-- begin Document extract --

Where Are the Semantics in the Semantic Web?

Article excerpt

The current evolution of the web can be characterized from various perspectives (Jasper and Uschold 2003):

Locating resources: The way people find things on the web is evolving from simple free text and keyword search to more sophisticated semantic techniques both for search and navigation.

Users: Web resources are evolving from being primarily intended for human consumption to being intended for use both by humans and machines.

Web tasks and services: The web is evolving from being primarily a place to find things to being a place to do things as well (Smith 2001). (1)

All these new capabilities for the web depend in a fundamental way on the idea of semantics, giving rise to another perspective from which the web evolution can be viewed:

Semantics: The web is evolving from containing information resources that have little or no explicit semantics to having a rich semantic infrastructure.

Despite the widespread use of the term semantic web, it does not yet exist except in isolated environments, primarily in research labs. In the World Wide Web Consortium (W3C) Semantic Web Activity Statement, we are told that

   the Semantic Web is a vision: the idea of
   having data on the Web defined and
   linked in a way that it can be used by machines
   not just for display purposes, but
   for automation, integration and reuse of
   data across various applications (emphasis
   mine). (2)

-- end Document extract --
-- begin Rows --

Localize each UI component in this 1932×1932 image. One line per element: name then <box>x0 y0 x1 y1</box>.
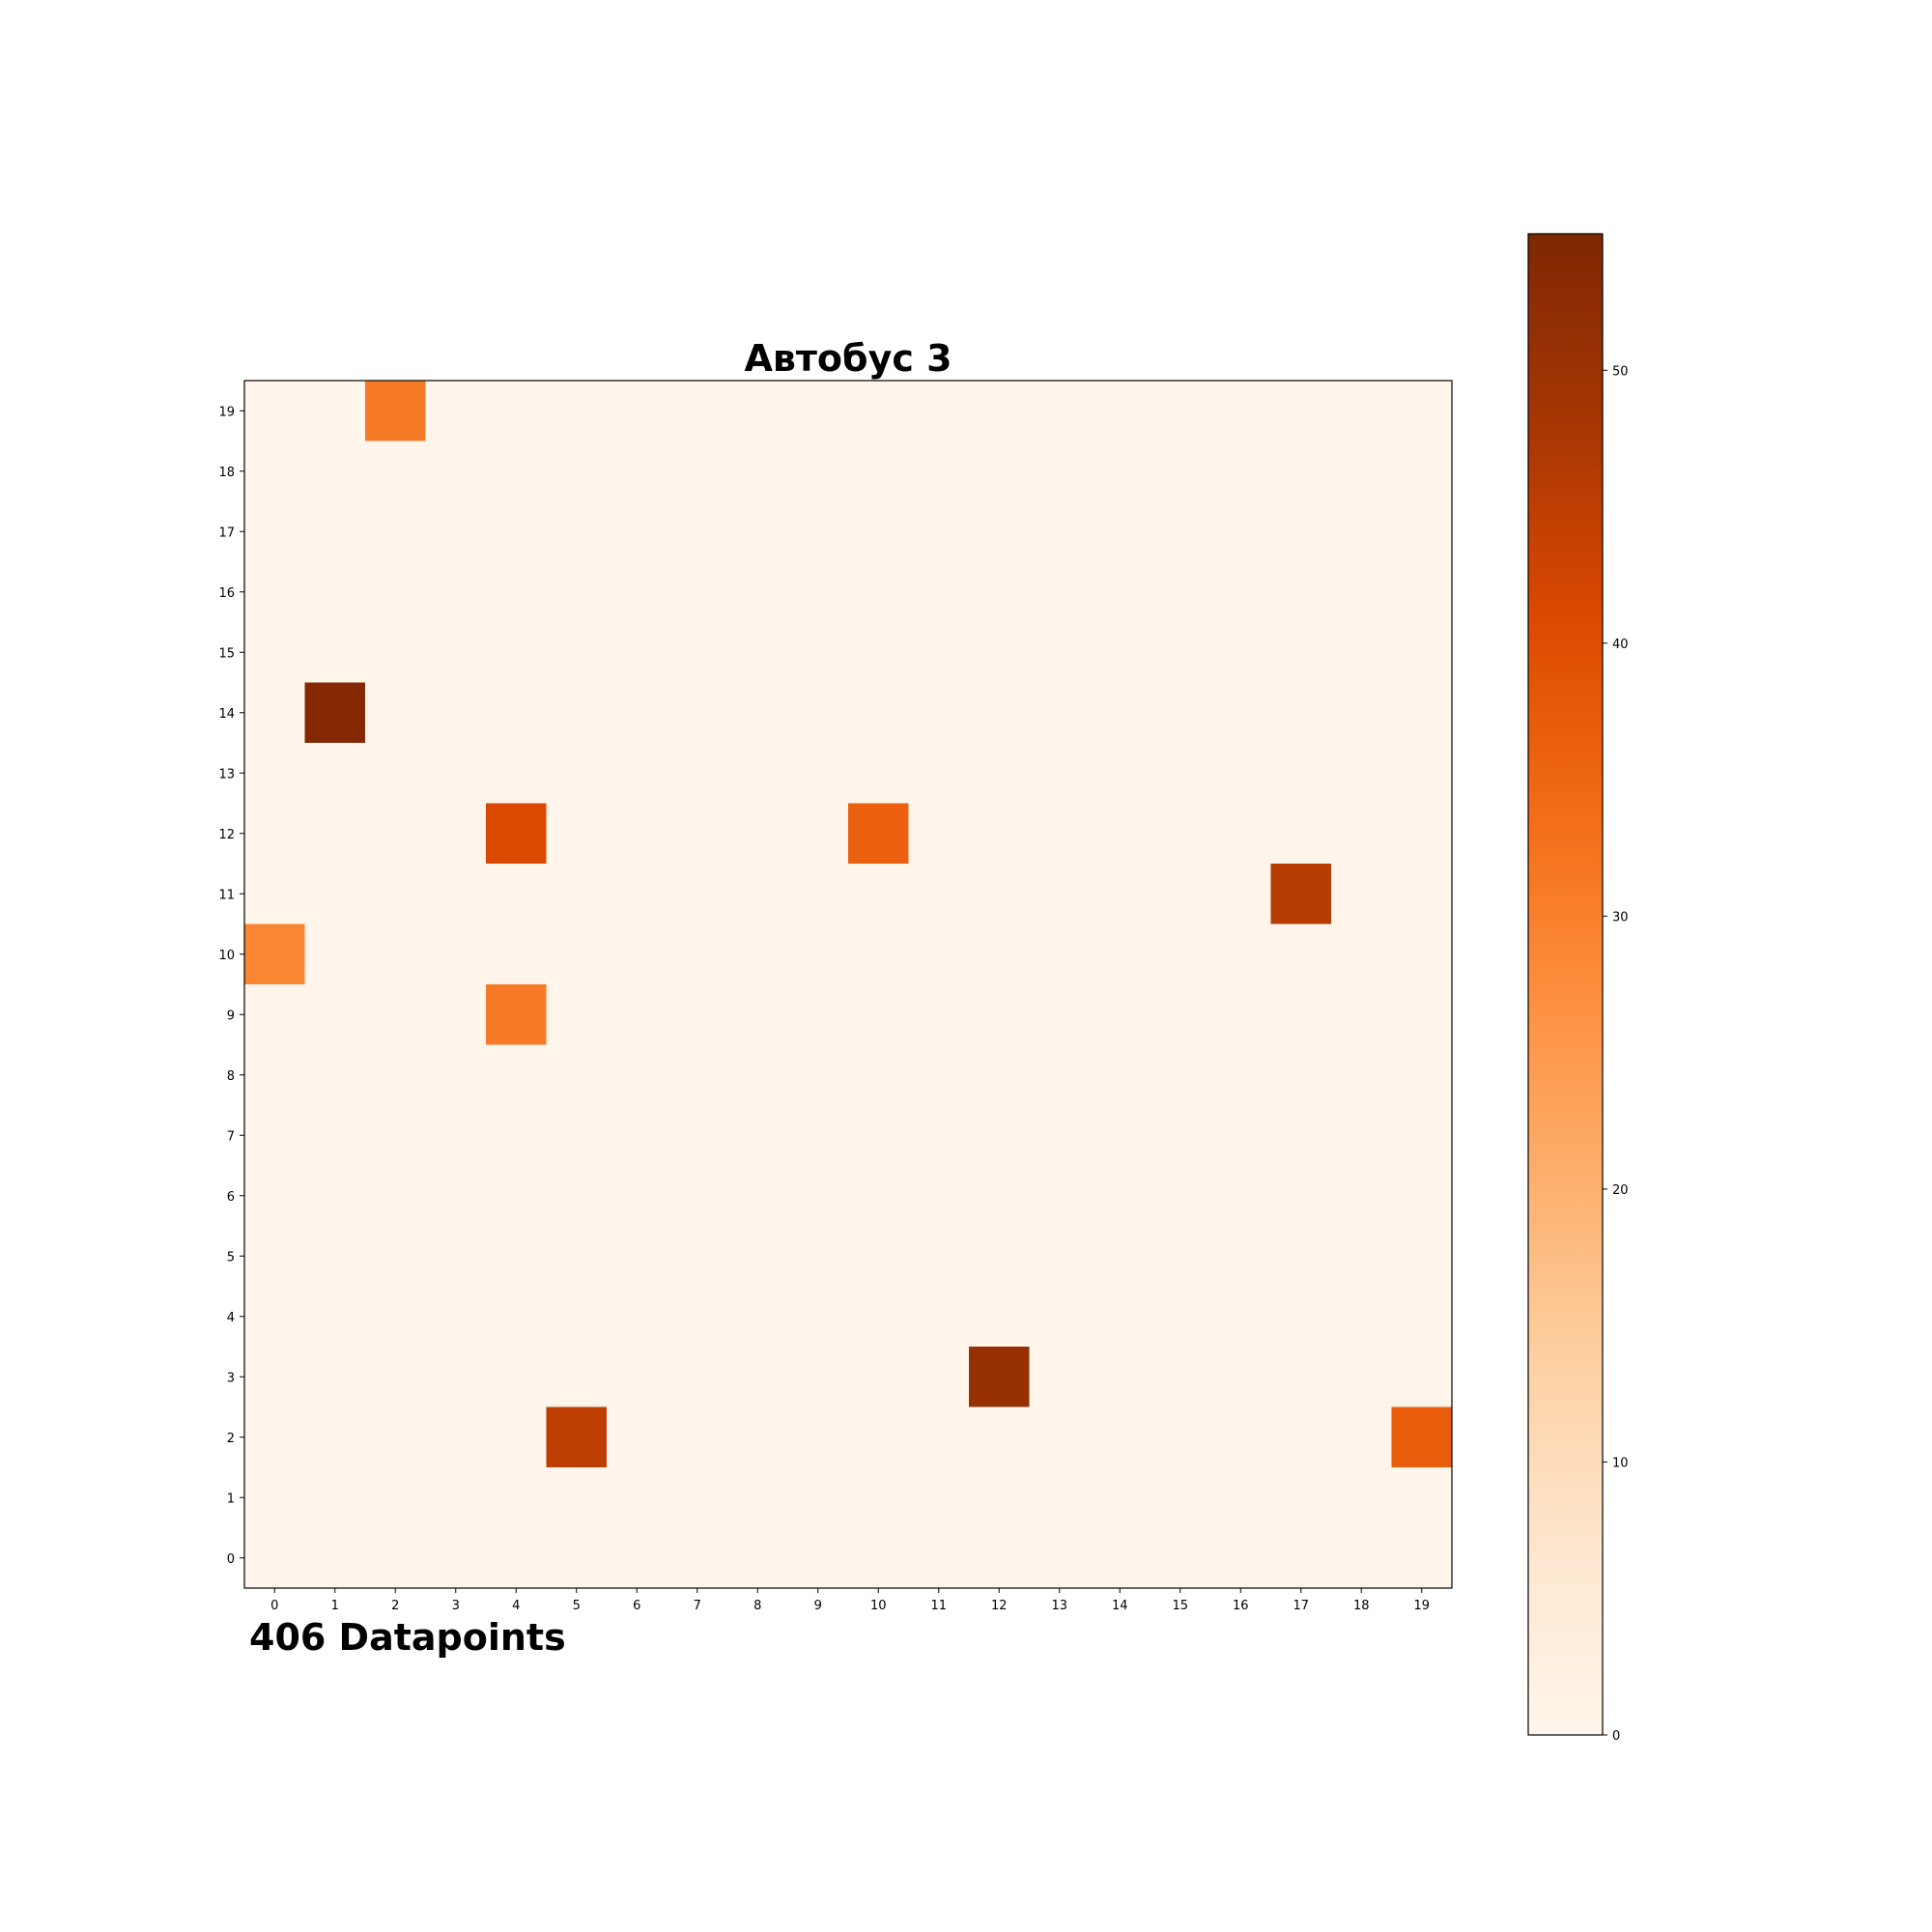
heatmap-cell <box>1391 1406 1452 1467</box>
y-tick-label: 8 <box>227 1069 235 1084</box>
y-tick-label: 18 <box>218 466 235 480</box>
x-tick-label: 1 <box>331 1599 339 1613</box>
y-tick-label: 2 <box>227 1432 235 1446</box>
heatmap-plot-area <box>244 381 1452 1588</box>
x-tick-label: 12 <box>991 1599 1008 1613</box>
x-tick-label: 18 <box>1353 1599 1370 1613</box>
y-tick-label: 12 <box>218 828 235 842</box>
colorbar-tick-label: 20 <box>1612 1183 1629 1198</box>
colorbar-tick-label: 40 <box>1612 638 1629 652</box>
heatmap-cell <box>486 984 547 1045</box>
x-tick-label: 0 <box>270 1599 278 1613</box>
y-tick-label: 3 <box>227 1371 235 1385</box>
y-tick-label: 19 <box>218 405 235 419</box>
x-tick-label: 17 <box>1293 1599 1309 1613</box>
x-tick-label: 19 <box>1413 1599 1430 1613</box>
y-tick-label: 5 <box>227 1250 235 1264</box>
y-tick-label: 9 <box>227 1009 235 1023</box>
y-tick-label: 13 <box>218 767 235 781</box>
x-tick-label: 4 <box>512 1599 520 1613</box>
heatmap-cell <box>969 1347 1030 1407</box>
y-tick-label: 7 <box>227 1129 235 1144</box>
x-tick-label: 16 <box>1233 1599 1249 1613</box>
x-tick-label: 3 <box>452 1599 460 1613</box>
chart-title: Автобус 3 <box>744 337 952 380</box>
heatmap-cell <box>848 803 909 864</box>
x-tick-label: 15 <box>1172 1599 1188 1613</box>
y-tick-label: 1 <box>227 1492 235 1506</box>
colorbar-axis: 0 10 20 30 40 50 <box>1603 364 1629 1744</box>
x-tick-label: 9 <box>814 1599 822 1613</box>
heatmap-cell <box>486 803 547 864</box>
colorbar <box>1527 233 1604 1736</box>
y-tick-label: 16 <box>218 586 235 601</box>
heatmap-cell <box>1270 864 1331 924</box>
x-tick-label: 11 <box>930 1599 947 1613</box>
datapoints-annotation: 406 Datapoints <box>249 1616 566 1659</box>
x-tick-label: 6 <box>633 1599 640 1613</box>
x-tick-label: 13 <box>1051 1599 1067 1613</box>
y-tick-label: 17 <box>218 526 235 540</box>
heatmap-cell <box>244 923 305 984</box>
x-tick-label: 5 <box>573 1599 581 1613</box>
heatmap-cell <box>546 1406 607 1467</box>
heatmap-background <box>244 381 1452 1588</box>
colorbar-tick-label: 10 <box>1612 1456 1629 1470</box>
x-tick-label: 14 <box>1112 1599 1128 1613</box>
y-tick-label: 4 <box>227 1311 235 1325</box>
x-tick-label: 8 <box>753 1599 761 1613</box>
y-tick-label: 6 <box>227 1190 235 1205</box>
heatmap-cell <box>365 381 426 441</box>
plot-frame <box>243 380 1453 1589</box>
colorbar-tick-label: 0 <box>1612 1729 1620 1744</box>
y-tick-label: 15 <box>218 646 235 661</box>
colorbar-tick-label: 50 <box>1612 364 1629 379</box>
x-tick-label: 2 <box>391 1599 399 1613</box>
y-tick-label: 10 <box>218 949 235 963</box>
x-tick-label: 10 <box>870 1599 887 1613</box>
y-tick-label: 14 <box>218 707 235 722</box>
colorbar-tick-label: 30 <box>1612 910 1629 924</box>
heatmap-cell <box>304 682 365 743</box>
y-tick-label: 0 <box>227 1552 235 1567</box>
y-tick-label: 11 <box>218 888 235 902</box>
x-axis: 0 1 2 3 4 5 6 7 8 9 10 11 12 13 14 15 16 17 18 19 <box>270 1588 1430 1613</box>
x-tick-label: 7 <box>694 1599 701 1613</box>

-- end Rows --

List of tasks |
(a) Duplicate the semantic web excerpt from "Where Are the" to "search and navigation.".
(b) Answer these questions using the semantic web excerpt:
(i) Which work is cited for the perspectives on the current evolution of the web?
(ii) Where does the semantic web exist so far, according to the excerpt?
(iii) In the quoted W3C statement, what uses beyond display purposes are named for data on the Web?
(c) Continue the semantic web excerpt from the point where it stops.
The listing comes from a separate source and not from the semantic web excerpt.

Response list |
(a)
Where Are the Semantics in the Semantic Web?

Article excerpt

The current evolution of the web can be characterized from various perspectives (Jasper and Uschold 2003):

Locating resources: The way people find things on the web is evolving from simple free text and keyword search to more sophisticated semantic techniques both for search and navigation.

(b)
(i) Jasper and Uschold 2003.
(ii) Only in isolated environments, primarily in research labs.
(iii) Automation, integration and reuse of data across various applications.

(c)
As envisioned by Tim Berners-Lee:

   the Semantic Web is an extension of the
   current Web in which information is given
   well-defined meaning, better enabling
   computers and people to work in cooperation
   (Berners-Lee, Hendler, and Lassila
   2001, p. 35) (emphasis mine).

   [S]omething has semantics when it can
   be 'processed and understood by a computer,'
   such as how a bill can be processed
   by a package such as QUICKEN (Trippe
   2001, p. 1).

There is no widespread agreement on exactly what the semantic web is for or exactly what it is. Some good ideas about what the semantic web will be used for have emerged from the W3C effort to define a standard ontology language. (3) From the previous descriptions, there is clear emphasis on the information content of the web as machine usable and associated with more meaning.

Note that machine refers to computers (or computer programs) that perform tasks on the web. These programs are commonly referred to as software agents, or softbots, and are found in web applications.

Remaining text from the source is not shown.